> **Exercise task**
Extract each line of the data below exactly as written.

> **Recorded information**
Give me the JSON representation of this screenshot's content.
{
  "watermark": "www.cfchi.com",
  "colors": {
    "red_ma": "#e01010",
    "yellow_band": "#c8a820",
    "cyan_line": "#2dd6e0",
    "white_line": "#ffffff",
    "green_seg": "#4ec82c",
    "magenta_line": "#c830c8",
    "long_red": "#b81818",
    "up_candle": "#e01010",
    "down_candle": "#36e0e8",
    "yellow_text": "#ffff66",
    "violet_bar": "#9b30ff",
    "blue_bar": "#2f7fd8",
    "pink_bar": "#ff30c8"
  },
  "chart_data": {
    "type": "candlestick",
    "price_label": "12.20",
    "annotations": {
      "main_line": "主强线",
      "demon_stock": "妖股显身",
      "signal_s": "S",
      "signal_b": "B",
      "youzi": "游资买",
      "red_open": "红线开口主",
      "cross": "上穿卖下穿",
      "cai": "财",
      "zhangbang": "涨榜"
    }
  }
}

> **Finished answer**
Give me the JSON representation of this screenshot's content.
{
  "watermark": "www.cfchi.com",
  "colors": {
    "red_ma": "#e01010",
    "yellow_band": "#c8a820",
    "cyan_line": "#2dd6e0",
    "white_line": "#ffffff",
    "green_seg": "#4ec82c",
    "magenta_line": "#c830c8",
    "long_red": "#b81818",
    "up_candle": "#e01010",
    "down_candle": "#36e0e8",
    "yellow_text": "#ffff66",
    "violet_bar": "#9b30ff",
    "blue_bar": "#2f7fd8",
    "pink_bar": "#ff30c8"
  },
  "chart_data": {
    "type": "candlestick",
    "price_label": "12.20",
    "annotations": {
      "main_line": "主强线",
      "demon_stock": "妖股显身",
      "signal_s": "S",
      "signal_b": "B",
      "youzi": "游资买",
      "red_open": "红线开口主",
      "cross": "上穿卖下穿",
      "cai": "财",
      "zhangbang": "涨榜"
    }
  }
}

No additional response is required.